## Problem to work on
Repeat each entry in full, exactly.

[Stored data entries]

▬▬▬▬▬▬

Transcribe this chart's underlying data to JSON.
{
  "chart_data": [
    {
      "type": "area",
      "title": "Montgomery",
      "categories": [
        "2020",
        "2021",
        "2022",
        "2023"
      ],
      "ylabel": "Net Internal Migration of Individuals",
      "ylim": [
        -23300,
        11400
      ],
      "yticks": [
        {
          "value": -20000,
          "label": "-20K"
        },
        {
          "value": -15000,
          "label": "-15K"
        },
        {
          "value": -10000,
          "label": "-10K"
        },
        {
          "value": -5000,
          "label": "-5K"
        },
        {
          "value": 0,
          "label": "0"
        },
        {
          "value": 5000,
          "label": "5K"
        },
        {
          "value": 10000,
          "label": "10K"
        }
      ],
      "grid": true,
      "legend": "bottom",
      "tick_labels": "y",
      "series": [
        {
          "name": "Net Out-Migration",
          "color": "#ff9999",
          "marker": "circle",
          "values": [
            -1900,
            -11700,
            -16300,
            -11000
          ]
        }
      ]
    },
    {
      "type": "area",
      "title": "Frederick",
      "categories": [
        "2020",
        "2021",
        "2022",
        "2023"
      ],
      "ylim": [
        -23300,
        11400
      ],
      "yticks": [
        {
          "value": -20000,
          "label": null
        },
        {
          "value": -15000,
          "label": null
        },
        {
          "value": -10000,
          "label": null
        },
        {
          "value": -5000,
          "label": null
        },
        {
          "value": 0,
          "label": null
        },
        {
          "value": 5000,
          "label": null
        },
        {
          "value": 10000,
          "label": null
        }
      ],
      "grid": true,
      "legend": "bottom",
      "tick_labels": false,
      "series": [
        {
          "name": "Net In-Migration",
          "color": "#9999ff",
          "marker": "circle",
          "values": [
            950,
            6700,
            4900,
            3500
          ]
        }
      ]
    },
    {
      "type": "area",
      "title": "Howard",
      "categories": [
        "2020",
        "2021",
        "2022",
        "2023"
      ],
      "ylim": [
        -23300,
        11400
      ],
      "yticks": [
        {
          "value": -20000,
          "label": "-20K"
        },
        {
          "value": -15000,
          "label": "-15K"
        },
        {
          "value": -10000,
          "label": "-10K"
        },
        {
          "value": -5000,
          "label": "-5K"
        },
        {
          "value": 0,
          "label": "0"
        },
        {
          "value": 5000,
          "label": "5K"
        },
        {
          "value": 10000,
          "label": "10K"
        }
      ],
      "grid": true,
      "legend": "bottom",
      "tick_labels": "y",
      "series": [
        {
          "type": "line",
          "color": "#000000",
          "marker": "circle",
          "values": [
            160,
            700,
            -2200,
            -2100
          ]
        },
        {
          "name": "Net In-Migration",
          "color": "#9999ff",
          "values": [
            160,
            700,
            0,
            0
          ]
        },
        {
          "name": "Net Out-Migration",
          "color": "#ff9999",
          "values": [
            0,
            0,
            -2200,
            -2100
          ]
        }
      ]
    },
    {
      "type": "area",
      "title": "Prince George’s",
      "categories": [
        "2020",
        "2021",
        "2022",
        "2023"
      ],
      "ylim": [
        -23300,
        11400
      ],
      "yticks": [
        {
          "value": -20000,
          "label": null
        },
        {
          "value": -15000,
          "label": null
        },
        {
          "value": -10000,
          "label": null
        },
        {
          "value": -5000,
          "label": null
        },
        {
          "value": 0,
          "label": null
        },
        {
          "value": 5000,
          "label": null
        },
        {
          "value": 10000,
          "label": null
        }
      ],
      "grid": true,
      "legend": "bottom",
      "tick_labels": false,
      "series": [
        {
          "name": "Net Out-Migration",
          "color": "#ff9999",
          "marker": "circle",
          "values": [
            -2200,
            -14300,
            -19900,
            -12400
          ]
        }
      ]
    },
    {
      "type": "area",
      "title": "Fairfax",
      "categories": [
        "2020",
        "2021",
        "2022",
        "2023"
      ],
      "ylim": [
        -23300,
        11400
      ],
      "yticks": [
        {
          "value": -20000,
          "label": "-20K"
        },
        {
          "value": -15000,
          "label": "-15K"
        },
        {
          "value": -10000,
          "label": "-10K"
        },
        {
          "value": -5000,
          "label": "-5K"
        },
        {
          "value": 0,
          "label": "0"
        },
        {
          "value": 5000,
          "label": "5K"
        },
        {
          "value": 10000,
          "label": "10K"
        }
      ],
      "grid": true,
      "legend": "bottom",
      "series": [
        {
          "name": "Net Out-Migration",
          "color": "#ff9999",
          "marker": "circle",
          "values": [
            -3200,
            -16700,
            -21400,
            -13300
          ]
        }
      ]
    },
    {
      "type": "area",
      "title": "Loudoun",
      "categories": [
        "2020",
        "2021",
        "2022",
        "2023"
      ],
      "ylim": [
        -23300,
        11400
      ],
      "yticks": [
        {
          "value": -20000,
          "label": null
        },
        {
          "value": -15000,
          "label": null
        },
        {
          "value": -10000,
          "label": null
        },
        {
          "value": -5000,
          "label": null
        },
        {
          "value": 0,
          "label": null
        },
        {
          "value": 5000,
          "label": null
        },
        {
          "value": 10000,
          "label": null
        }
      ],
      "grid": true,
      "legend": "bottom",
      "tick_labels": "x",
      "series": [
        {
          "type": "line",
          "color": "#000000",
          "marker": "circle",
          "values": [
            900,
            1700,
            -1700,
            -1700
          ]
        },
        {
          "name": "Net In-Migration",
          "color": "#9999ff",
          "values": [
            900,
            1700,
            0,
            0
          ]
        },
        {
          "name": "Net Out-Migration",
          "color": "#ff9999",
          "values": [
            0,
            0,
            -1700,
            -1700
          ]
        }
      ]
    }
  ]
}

▬▬▬▬▬▬

## Result of the task
Transcribe this chart's underlying data to JSON.
{
  "chart_data": [
    {
      "type": "area",
      "title": "Montgomery",
      "categories": [
        "2020",
        "2021",
        "2022",
        "2023"
      ],
      "ylabel": "Net Internal Migration of Individuals",
      "ylim": [
        -23300,
        11400
      ],
      "yticks": [
        {
          "value": -20000,
          "label": "-20K"
        },
        {
          "value": -15000,
          "label": "-15K"
        },
        {
          "value": -10000,
          "label": "-10K"
        },
        {
          "value": -5000,
          "label": "-5K"
        },
        {
          "value": 0,
          "label": "0"
        },
        {
          "value": 5000,
          "label": "5K"
        },
        {
          "value": 10000,
          "label": "10K"
        }
      ],
      "grid": true,
      "legend": "bottom",
      "tick_labels": "y",
      "series": [
        {
          "name": "Net Out-Migration",
          "color": "#ff9999",
          "marker": "circle",
          "values": [
            -1900,
            -11700,
            -16300,
            -11000
          ]
        }
      ]
    },
    {
      "type": "area",
      "title": "Frederick",
      "categories": [
        "2020",
        "2021",
        "2022",
        "2023"
      ],
      "ylim": [
        -23300,
        11400
      ],
      "yticks": [
        {
          "value": -20000,
          "label": null
        },
        {
          "value": -15000,
          "label": null
        },
        {
          "value": -10000,
          "label": null
        },
        {
          "value": -5000,
          "label": null
        },
        {
          "value": 0,
          "label": null
        },
        {
          "value": 5000,
          "label": null
        },
        {
          "value": 10000,
          "label": null
        }
      ],
      "grid": true,
      "legend": "bottom",
      "tick_labels": false,
      "series": [
        {
          "name": "Net In-Migration",
          "color": "#9999ff",
          "marker": "circle",
          "values": [
            950,
            6700,
            4900,
            3500
          ]
        }
      ]
    },
    {
      "type": "area",
      "title": "Howard",
      "categories": [
        "2020",
        "2021",
        "2022",
        "2023"
      ],
      "ylim": [
        -23300,
        11400
      ],
      "yticks": [
        {
          "value": -20000,
          "label": "-20K"
        },
        {
          "value": -15000,
          "label": "-15K"
        },
        {
          "value": -10000,
          "label": "-10K"
        },
        {
          "value": -5000,
          "label": "-5K"
        },
        {
          "value": 0,
          "label": "0"
        },
        {
          "value": 5000,
          "label": "5K"
        },
        {
          "value": 10000,
          "label": "10K"
        }
      ],
      "grid": true,
      "legend": "bottom",
      "tick_labels": "y",
      "series": [
        {
          "type": "line",
          "color": "#000000",
          "marker": "circle",
          "values": [
            160,
            700,
            -2200,
            -2100
          ]
        },
        {
          "name": "Net In-Migration",
          "color": "#9999ff",
          "values": [
            160,
            700,
            0,
            0
          ]
        },
        {
          "name": "Net Out-Migration",
          "color": "#ff9999",
          "values": [
            0,
            0,
            -2200,
            -2100
          ]
        }
      ]
    },
    {
      "type": "area",
      "title": "Prince George’s",
      "categories": [
        "2020",
        "2021",
        "2022",
        "2023"
      ],
      "ylim": [
        -23300,
        11400
      ],
      "yticks": [
        {
          "value": -20000,
          "label": null
        },
        {
          "value": -15000,
          "label": null
        },
        {
          "value": -10000,
          "label": null
        },
        {
          "value": -5000,
          "label": null
        },
        {
          "value": 0,
          "label": null
        },
        {
          "value": 5000,
          "label": null
        },
        {
          "value": 10000,
          "label": null
        }
      ],
      "grid": true,
      "legend": "bottom",
      "tick_labels": false,
      "series": [
        {
          "name": "Net Out-Migration",
          "color": "#ff9999",
          "marker": "circle",
          "values": [
            -2200,
            -14300,
            -19900,
            -12400
          ]
        }
      ]
    },
    {
      "type": "area",
      "title": "Fairfax",
      "categories": [
        "2020",
        "2021",
        "2022",
        "2023"
      ],
      "ylim": [
        -23300,
        11400
      ],
      "yticks": [
        {
          "value": -20000,
          "label": "-20K"
        },
        {
          "value": -15000,
          "label": "-15K"
        },
        {
          "value": -10000,
          "label": "-10K"
        },
        {
          "value": -5000,
          "label": "-5K"
        },
        {
          "value": 0,
          "label": "0"
        },
        {
          "value": 5000,
          "label": "5K"
        },
        {
          "value": 10000,
          "label": "10K"
        }
      ],
      "grid": true,
      "legend": "bottom",
      "series": [
        {
          "name": "Net Out-Migration",
          "color": "#ff9999",
          "marker": "circle",
          "values": [
            -3200,
            -16700,
            -21400,
            -13300
          ]
        }
      ]
    },
    {
      "type": "area",
      "title": "Loudoun",
      "categories": [
        "2020",
        "2021",
        "2022",
        "2023"
      ],
      "ylim": [
        -23300,
        11400
      ],
      "yticks": [
        {
          "value": -20000,
          "label": null
        },
        {
          "value": -15000,
          "label": null
        },
        {
          "value": -10000,
          "label": null
        },
        {
          "value": -5000,
          "label": null
        },
        {
          "value": 0,
          "label": null
        },
        {
          "value": 5000,
          "label": null
        },
        {
          "value": 10000,
          "label": null
        }
      ],
      "grid": true,
      "legend": "bottom",
      "tick_labels": "x",
      "series": [
        {
          "type": "line",
          "color": "#000000",
          "marker": "circle",
          "values": [
            900,
            1700,
            -1700,
            -1700
          ]
        },
        {
          "name": "Net In-Migration",
          "color": "#9999ff",
          "values": [
            900,
            1700,
            0,
            0
          ]
        },
        {
          "name": "Net Out-Migration",
          "color": "#ff9999",
          "values": [
            0,
            0,
            -1700,
            -1700
          ]
        }
      ]
    }
  ]
}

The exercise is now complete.